» **Short task**: Report how many lines in the records below contain the word "taking". Give only the number.

» **Working data**:
* BEGIN *

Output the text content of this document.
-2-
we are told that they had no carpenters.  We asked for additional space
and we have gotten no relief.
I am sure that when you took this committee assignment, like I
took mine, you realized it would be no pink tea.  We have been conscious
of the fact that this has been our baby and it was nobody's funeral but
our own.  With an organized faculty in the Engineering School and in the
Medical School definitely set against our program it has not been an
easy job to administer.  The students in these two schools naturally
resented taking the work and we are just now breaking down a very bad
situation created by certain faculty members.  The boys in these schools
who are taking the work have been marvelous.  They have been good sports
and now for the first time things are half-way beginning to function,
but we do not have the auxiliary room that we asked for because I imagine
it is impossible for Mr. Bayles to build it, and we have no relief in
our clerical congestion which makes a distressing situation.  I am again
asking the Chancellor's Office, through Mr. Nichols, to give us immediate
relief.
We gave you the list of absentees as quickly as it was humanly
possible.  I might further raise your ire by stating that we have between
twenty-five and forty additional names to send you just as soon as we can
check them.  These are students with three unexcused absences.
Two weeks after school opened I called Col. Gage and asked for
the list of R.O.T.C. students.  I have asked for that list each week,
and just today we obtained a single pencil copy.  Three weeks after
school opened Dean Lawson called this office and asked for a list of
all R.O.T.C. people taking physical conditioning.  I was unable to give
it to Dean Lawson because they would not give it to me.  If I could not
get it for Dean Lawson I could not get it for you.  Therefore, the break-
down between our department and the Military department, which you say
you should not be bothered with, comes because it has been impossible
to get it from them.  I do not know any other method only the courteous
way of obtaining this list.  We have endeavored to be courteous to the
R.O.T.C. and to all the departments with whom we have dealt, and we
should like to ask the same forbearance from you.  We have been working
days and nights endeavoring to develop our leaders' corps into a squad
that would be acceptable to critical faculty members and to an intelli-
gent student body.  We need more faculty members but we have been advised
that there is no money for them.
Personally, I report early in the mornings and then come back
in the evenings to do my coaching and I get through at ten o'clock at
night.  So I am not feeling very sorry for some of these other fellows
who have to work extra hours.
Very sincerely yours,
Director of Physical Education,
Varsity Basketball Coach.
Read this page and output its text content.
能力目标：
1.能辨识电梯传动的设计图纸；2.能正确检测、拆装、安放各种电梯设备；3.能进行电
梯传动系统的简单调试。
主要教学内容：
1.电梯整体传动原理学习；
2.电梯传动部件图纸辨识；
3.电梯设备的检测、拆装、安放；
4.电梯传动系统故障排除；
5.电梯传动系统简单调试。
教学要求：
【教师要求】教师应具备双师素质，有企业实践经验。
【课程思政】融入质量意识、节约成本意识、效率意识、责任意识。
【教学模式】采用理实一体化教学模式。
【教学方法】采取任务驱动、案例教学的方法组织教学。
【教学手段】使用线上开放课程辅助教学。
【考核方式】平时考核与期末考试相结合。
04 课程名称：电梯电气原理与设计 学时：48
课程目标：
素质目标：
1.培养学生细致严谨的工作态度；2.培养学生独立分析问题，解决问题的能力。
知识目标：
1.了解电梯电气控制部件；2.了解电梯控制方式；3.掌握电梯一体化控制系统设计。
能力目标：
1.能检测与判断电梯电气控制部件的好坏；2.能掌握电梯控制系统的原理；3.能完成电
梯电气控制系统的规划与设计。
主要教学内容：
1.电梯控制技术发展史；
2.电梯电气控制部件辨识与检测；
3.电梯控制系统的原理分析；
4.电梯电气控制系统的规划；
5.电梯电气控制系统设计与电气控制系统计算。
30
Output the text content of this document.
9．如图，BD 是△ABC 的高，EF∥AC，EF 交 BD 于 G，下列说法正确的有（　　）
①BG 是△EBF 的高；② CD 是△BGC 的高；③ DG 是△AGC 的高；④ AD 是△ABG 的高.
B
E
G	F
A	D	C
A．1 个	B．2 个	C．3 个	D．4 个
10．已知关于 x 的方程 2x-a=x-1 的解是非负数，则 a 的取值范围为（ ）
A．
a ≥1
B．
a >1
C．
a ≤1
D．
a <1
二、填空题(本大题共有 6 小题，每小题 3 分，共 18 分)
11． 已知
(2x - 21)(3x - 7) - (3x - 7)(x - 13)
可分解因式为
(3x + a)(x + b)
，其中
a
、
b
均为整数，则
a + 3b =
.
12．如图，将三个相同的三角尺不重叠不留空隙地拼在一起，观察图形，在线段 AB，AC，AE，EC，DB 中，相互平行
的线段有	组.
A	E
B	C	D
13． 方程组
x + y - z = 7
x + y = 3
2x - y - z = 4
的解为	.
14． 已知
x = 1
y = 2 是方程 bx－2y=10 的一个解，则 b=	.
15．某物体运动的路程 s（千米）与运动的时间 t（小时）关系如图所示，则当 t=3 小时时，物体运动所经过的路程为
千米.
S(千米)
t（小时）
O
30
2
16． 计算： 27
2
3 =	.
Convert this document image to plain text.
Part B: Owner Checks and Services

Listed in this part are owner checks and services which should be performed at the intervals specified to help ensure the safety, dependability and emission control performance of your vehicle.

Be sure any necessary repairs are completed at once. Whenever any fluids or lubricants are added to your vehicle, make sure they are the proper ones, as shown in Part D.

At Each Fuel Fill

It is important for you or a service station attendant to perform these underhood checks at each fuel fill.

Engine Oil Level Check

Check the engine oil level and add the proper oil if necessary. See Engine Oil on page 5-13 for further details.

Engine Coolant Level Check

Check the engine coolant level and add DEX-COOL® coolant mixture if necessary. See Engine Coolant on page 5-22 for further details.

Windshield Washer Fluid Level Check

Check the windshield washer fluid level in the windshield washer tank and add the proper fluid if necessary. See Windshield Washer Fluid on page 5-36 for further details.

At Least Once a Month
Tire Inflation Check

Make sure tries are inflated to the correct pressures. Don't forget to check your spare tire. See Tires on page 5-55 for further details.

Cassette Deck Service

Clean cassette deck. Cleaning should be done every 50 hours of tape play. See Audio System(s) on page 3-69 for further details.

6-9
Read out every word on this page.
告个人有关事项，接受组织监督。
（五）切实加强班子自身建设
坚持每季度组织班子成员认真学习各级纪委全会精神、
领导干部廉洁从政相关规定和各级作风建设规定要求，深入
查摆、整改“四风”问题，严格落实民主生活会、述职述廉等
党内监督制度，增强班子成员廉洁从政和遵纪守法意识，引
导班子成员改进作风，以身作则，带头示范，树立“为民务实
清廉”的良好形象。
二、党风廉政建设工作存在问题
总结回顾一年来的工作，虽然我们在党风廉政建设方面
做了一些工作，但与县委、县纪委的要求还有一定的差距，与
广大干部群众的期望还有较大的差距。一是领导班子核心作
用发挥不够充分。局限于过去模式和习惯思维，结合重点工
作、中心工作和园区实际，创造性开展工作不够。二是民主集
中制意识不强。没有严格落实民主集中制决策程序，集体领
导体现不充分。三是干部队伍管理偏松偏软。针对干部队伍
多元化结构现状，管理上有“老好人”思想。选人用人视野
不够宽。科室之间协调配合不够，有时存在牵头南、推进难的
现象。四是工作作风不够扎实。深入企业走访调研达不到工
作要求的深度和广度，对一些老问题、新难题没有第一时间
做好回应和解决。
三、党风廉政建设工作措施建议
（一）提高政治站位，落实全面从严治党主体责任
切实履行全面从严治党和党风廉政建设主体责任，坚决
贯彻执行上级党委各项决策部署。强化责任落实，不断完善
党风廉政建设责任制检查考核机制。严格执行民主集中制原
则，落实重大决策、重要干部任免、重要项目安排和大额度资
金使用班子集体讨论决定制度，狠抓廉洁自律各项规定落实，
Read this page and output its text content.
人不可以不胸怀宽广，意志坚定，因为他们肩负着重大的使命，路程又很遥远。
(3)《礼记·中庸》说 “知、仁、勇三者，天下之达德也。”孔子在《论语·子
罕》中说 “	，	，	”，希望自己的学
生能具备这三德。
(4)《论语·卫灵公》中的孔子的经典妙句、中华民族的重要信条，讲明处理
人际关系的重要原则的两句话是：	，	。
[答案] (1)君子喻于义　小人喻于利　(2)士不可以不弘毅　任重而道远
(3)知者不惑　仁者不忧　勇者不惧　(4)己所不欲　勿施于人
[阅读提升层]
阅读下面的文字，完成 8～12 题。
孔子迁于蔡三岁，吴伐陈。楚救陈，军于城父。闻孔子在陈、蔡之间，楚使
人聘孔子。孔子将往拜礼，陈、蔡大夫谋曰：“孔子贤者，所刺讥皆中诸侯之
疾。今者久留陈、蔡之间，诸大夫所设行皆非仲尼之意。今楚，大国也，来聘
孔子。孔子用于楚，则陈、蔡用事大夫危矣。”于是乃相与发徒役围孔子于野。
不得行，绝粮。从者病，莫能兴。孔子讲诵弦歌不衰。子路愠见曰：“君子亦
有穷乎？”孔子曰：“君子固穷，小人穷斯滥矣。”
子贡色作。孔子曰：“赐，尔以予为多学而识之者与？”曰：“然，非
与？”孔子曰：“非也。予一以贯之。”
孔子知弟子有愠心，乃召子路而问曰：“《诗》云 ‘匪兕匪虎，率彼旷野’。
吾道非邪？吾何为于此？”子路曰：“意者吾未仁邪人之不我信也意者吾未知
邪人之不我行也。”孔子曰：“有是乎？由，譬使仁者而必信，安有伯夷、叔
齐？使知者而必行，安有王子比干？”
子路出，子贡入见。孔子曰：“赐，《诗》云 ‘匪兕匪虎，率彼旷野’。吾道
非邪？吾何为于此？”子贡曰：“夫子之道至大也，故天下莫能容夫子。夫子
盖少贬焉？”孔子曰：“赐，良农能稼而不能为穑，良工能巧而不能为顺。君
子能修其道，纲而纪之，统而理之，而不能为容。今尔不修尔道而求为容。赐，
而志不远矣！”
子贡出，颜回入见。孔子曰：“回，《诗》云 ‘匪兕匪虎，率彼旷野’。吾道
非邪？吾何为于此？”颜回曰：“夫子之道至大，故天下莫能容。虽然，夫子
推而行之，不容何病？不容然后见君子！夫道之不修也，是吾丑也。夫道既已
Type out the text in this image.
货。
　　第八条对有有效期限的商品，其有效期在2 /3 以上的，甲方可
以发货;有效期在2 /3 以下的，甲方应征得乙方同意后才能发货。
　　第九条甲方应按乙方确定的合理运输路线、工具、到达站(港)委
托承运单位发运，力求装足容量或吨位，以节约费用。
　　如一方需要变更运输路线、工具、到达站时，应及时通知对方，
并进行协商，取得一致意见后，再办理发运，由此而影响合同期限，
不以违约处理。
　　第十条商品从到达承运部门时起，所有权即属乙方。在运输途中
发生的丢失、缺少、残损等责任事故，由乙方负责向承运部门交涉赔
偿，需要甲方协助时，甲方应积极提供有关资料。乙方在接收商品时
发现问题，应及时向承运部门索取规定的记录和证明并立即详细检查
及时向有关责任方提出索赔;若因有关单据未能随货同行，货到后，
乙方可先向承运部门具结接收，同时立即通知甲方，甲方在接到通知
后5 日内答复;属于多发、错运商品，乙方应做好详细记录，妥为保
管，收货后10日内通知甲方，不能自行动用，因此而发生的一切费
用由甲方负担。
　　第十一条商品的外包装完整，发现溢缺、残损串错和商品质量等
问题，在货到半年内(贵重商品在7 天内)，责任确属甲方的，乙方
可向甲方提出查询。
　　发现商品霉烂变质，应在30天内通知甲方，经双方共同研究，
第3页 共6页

* END *

» **Output for this task**: 3